— Start TASK MATERIAL —

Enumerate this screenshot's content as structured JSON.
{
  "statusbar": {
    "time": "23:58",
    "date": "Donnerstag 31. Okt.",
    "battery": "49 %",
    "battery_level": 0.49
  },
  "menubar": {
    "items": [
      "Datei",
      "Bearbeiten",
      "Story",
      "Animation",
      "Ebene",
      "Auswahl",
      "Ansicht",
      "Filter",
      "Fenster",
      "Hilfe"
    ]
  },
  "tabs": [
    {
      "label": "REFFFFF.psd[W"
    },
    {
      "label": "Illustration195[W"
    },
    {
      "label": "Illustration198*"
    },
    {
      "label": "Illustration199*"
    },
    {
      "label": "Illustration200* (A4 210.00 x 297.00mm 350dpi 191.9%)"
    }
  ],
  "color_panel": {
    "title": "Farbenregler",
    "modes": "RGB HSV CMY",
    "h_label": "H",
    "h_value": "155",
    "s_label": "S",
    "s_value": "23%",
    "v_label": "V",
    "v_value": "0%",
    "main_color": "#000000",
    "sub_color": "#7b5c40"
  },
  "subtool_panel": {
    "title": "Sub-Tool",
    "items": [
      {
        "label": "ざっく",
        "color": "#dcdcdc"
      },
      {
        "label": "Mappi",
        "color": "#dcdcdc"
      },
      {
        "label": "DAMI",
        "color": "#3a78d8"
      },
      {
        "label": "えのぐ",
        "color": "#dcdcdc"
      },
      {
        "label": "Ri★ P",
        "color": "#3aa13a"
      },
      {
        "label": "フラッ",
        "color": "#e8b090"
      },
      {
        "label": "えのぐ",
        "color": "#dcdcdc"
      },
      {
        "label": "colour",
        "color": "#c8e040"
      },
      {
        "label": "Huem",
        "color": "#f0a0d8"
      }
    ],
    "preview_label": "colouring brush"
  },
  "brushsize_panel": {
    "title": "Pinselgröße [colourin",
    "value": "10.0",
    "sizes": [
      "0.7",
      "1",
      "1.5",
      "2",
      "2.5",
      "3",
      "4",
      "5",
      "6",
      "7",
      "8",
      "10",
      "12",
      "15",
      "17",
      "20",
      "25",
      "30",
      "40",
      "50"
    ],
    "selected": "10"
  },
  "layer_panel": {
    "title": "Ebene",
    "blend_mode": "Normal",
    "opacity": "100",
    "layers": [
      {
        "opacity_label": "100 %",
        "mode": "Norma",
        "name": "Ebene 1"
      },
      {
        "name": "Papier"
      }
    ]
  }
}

— End TASK MATERIAL —

**EXERCISE DESCRIPTION**
Transcribe the material above word for word.

**RESULT**
Enumerate this screenshot's content as structured JSON.
{
  "statusbar": {
    "time": "23:58",
    "date": "Donnerstag 31. Okt.",
    "battery": "49 %",
    "battery_level": 0.49
  },
  "menubar": {
    "items": [
      "Datei",
      "Bearbeiten",
      "Story",
      "Animation",
      "Ebene",
      "Auswahl",
      "Ansicht",
      "Filter",
      "Fenster",
      "Hilfe"
    ]
  },
  "tabs": [
    {
      "label": "REFFFFF.psd[W"
    },
    {
      "label": "Illustration195[W"
    },
    {
      "label": "Illustration198*"
    },
    {
      "label": "Illustration199*"
    },
    {
      "label": "Illustration200* (A4 210.00 x 297.00mm 350dpi 191.9%)"
    }
  ],
  "color_panel": {
    "title": "Farbenregler",
    "modes": "RGB HSV CMY",
    "h_label": "H",
    "h_value": "155",
    "s_label": "S",
    "s_value": "23%",
    "v_label": "V",
    "v_value": "0%",
    "main_color": "#000000",
    "sub_color": "#7b5c40"
  },
  "subtool_panel": {
    "title": "Sub-Tool",
    "items": [
      {
        "label": "ざっく",
        "color": "#dcdcdc"
      },
      {
        "label": "Mappi",
        "color": "#dcdcdc"
      },
      {
        "label": "DAMI",
        "color": "#3a78d8"
      },
      {
        "label": "えのぐ",
        "color": "#dcdcdc"
      },
      {
        "label": "Ri★ P",
        "color": "#3aa13a"
      },
      {
        "label": "フラッ",
        "color": "#e8b090"
      },
      {
        "label": "えのぐ",
        "color": "#dcdcdc"
      },
      {
        "label": "colour",
        "color": "#c8e040"
      },
      {
        "label": "Huem",
        "color": "#f0a0d8"
      }
    ],
    "preview_label": "colouring brush"
  },
  "brushsize_panel": {
    "title": "Pinselgröße [colourin",
    "value": "10.0",
    "sizes": [
      "0.7",
      "1",
      "1.5",
      "2",
      "2.5",
      "3",
      "4",
      "5",
      "6",
      "7",
      "8",
      "10",
      "12",
      "15",
      "17",
      "20",
      "25",
      "30",
      "40",
      "50"
    ],
    "selected": "10"
  },
  "layer_panel": {
    "title": "Ebene",
    "blend_mode": "Normal",
    "opacity": "100",
    "layers": [
      {
        "opacity_label": "100 %",
        "mode": "Norma",
        "name": "Ebene 1"
      },
      {
        "name": "Papier"
      }
    ]
  }
}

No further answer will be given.